- _Dataset records_:
============
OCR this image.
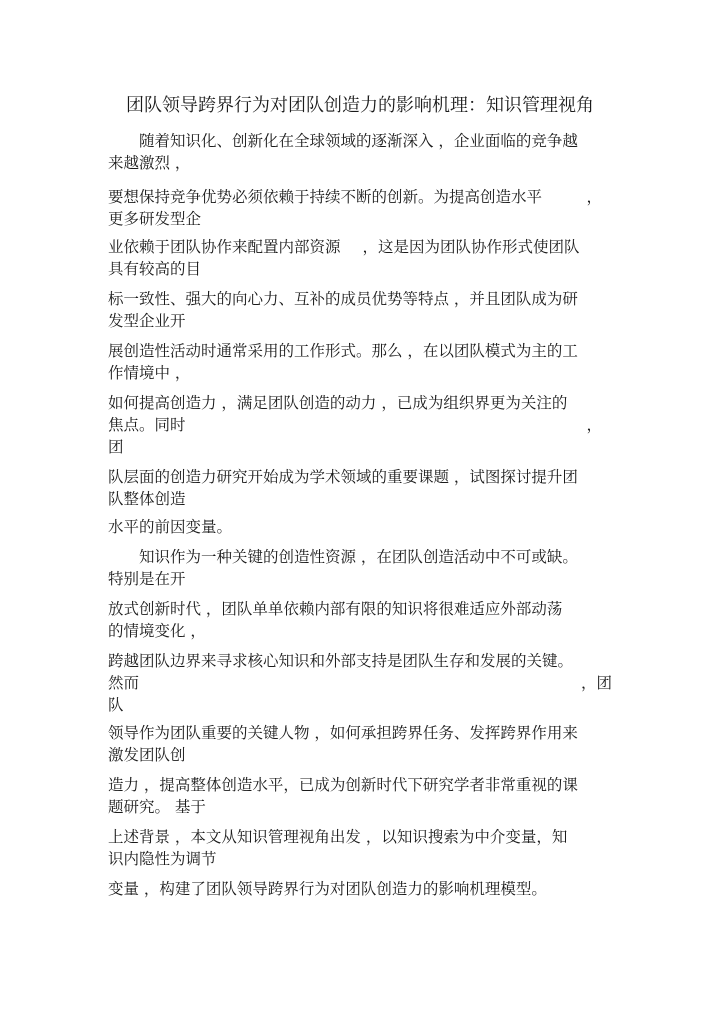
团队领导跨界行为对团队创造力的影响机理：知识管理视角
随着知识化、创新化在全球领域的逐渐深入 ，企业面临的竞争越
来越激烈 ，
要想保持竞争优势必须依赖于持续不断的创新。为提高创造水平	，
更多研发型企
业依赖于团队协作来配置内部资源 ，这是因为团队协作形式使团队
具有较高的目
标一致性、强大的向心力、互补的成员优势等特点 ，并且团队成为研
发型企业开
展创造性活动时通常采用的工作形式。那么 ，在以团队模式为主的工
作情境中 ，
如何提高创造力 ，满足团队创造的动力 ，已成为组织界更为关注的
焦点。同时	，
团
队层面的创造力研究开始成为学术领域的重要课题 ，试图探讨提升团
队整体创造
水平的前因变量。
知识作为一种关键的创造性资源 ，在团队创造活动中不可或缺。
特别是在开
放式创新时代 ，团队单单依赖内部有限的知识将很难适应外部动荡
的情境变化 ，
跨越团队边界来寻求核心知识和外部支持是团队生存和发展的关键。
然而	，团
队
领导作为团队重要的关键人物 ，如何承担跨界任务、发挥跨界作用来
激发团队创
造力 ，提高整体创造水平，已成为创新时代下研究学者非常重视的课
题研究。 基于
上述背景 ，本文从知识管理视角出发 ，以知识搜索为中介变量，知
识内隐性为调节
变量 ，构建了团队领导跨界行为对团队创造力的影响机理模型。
============
- _Task instructions_:
Transcribe the records above verbatim. Do not carry over any picture.

- _Completed exercise_:
OCR this image.
团队领导跨界行为对团队创造力的影响机理：知识管理视角
随着知识化、创新化在全球领域的逐渐深入 ，企业面临的竞争越
来越激烈 ，
要想保持竞争优势必须依赖于持续不断的创新。为提高创造水平	，
更多研发型企
业依赖于团队协作来配置内部资源 ，这是因为团队协作形式使团队
具有较高的目
标一致性、强大的向心力、互补的成员优势等特点 ，并且团队成为研
发型企业开
展创造性活动时通常采用的工作形式。那么 ，在以团队模式为主的工
作情境中 ，
如何提高创造力 ，满足团队创造的动力 ，已成为组织界更为关注的
焦点。同时	，
团
队层面的创造力研究开始成为学术领域的重要课题 ，试图探讨提升团
队整体创造
水平的前因变量。
知识作为一种关键的创造性资源 ，在团队创造活动中不可或缺。
特别是在开
放式创新时代 ，团队单单依赖内部有限的知识将很难适应外部动荡
的情境变化 ，
跨越团队边界来寻求核心知识和外部支持是团队生存和发展的关键。
然而	，团
队
领导作为团队重要的关键人物 ，如何承担跨界任务、发挥跨界作用来
激发团队创
造力 ，提高整体创造水平，已成为创新时代下研究学者非常重视的课
题研究。 基于
上述背景 ，本文从知识管理视角出发 ，以知识搜索为中介变量，知
识内隐性为调节
变量 ，构建了团队领导跨界行为对团队创造力的影响机理模型。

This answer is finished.